Element box annotations.
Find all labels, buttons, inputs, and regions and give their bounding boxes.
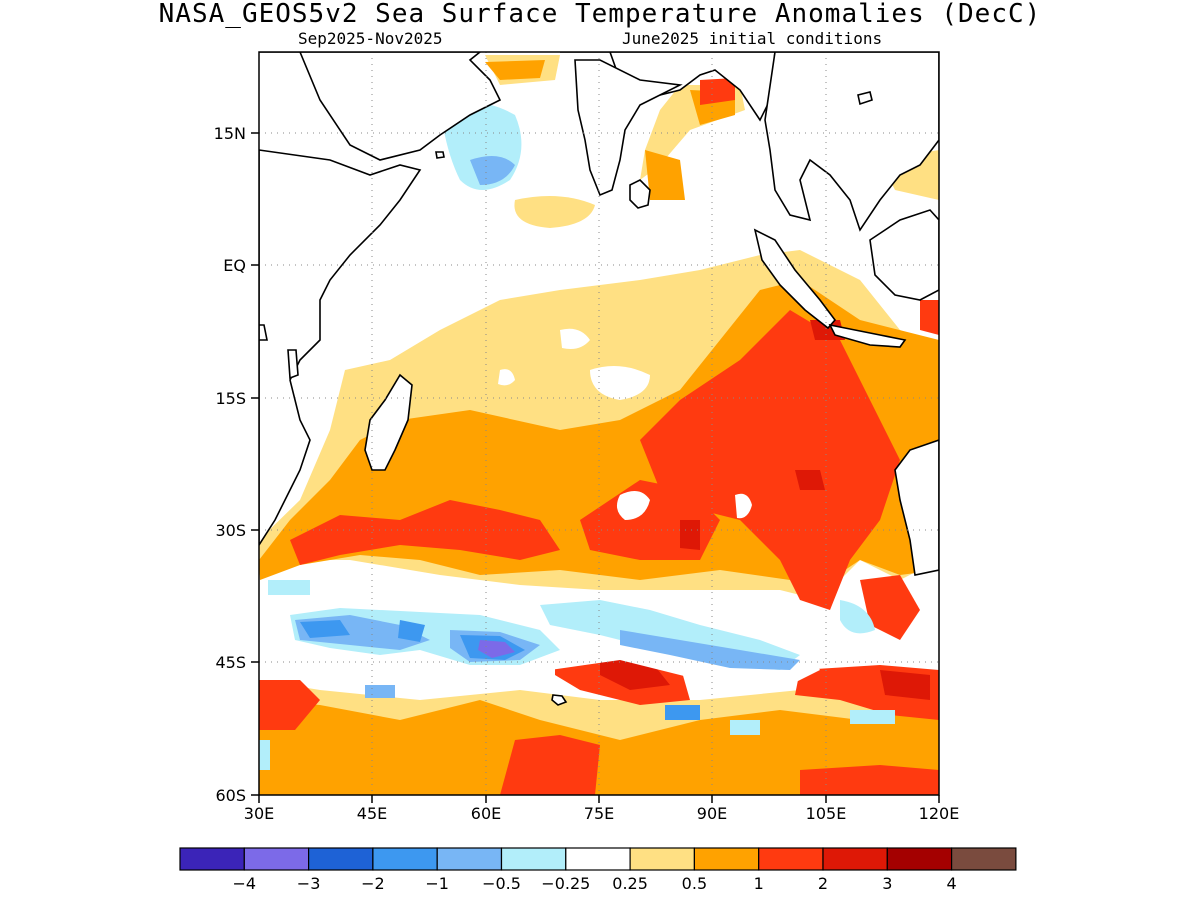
initial-conditions: June2025 initial conditions (622, 29, 883, 48)
colorbar-swatch (179, 847, 245, 871)
colorbar-swatch (629, 847, 695, 871)
colorbar-swatch (436, 847, 503, 871)
colorbar-label: 2 (818, 874, 828, 893)
colorbar-swatch (886, 847, 953, 871)
lat-label: 15S (215, 389, 246, 408)
tick-marks (251, 132, 940, 803)
lon-label: 105E (806, 804, 847, 823)
lat-label: 45S (215, 653, 246, 672)
colorbar-label: 0.5 (682, 874, 707, 893)
anomaly-region-cold (259, 75, 925, 770)
colorbar-label: −0.25 (541, 874, 590, 893)
colorbar-swatch (372, 847, 438, 871)
lat-label: 60S (215, 786, 246, 805)
colorbar-label: −2 (361, 874, 385, 893)
lon-label: 75E (584, 804, 614, 823)
colorbar-swatch (243, 847, 310, 871)
neutral-patches (498, 328, 752, 520)
lon-axis: 30E 45E 60E 75E 90E 105E 120E (244, 804, 960, 823)
colorbar-swatch (500, 847, 567, 871)
map-title: NASA_GEOS5v2 Sea Surface Temperature Ano… (158, 0, 1042, 29)
colorbar-label: 0.25 (612, 874, 648, 893)
colorbar-swatch (565, 847, 631, 871)
colorbar-label: 3 (882, 874, 892, 893)
colorbar-label: 4 (947, 874, 957, 893)
lon-label: 30E (244, 804, 274, 823)
colorbar-label: −4 (233, 874, 257, 893)
lat-label: 15N (214, 124, 246, 143)
colorbar-label: −0.5 (482, 874, 521, 893)
anomaly-field (259, 52, 939, 795)
colorbar-swatch (308, 847, 374, 871)
lat-label: 30S (215, 521, 246, 540)
colorbar-label: 1 (754, 874, 764, 893)
colorbar-swatch (950, 847, 1017, 871)
lon-label: 45E (357, 804, 387, 823)
colorbar-legend: −4 −3 −2 −1 −0.5 −0.25 0.25 0.5 1 2 3 4 (179, 847, 1017, 893)
colorbar-swatch (822, 847, 888, 871)
colorbar-swatch (758, 847, 824, 871)
lat-axis: 15N EQ 15S 30S 45S 60S (214, 124, 246, 805)
lon-label: 90E (697, 804, 727, 823)
colorbar-swatch (693, 847, 760, 871)
colorbar-label: −1 (425, 874, 449, 893)
colorbar-label: −3 (297, 874, 321, 893)
lat-label: EQ (223, 256, 246, 275)
forecast-period: Sep2025-Nov2025 (298, 29, 443, 48)
lon-label: 120E (919, 804, 960, 823)
lon-label: 60E (471, 804, 501, 823)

Prompt. Gather every line of the data above that contains the string "anomaly".

The result.
anomaly-region-cold (259, 75, 925, 770)
anomaly-field (259, 52, 939, 795)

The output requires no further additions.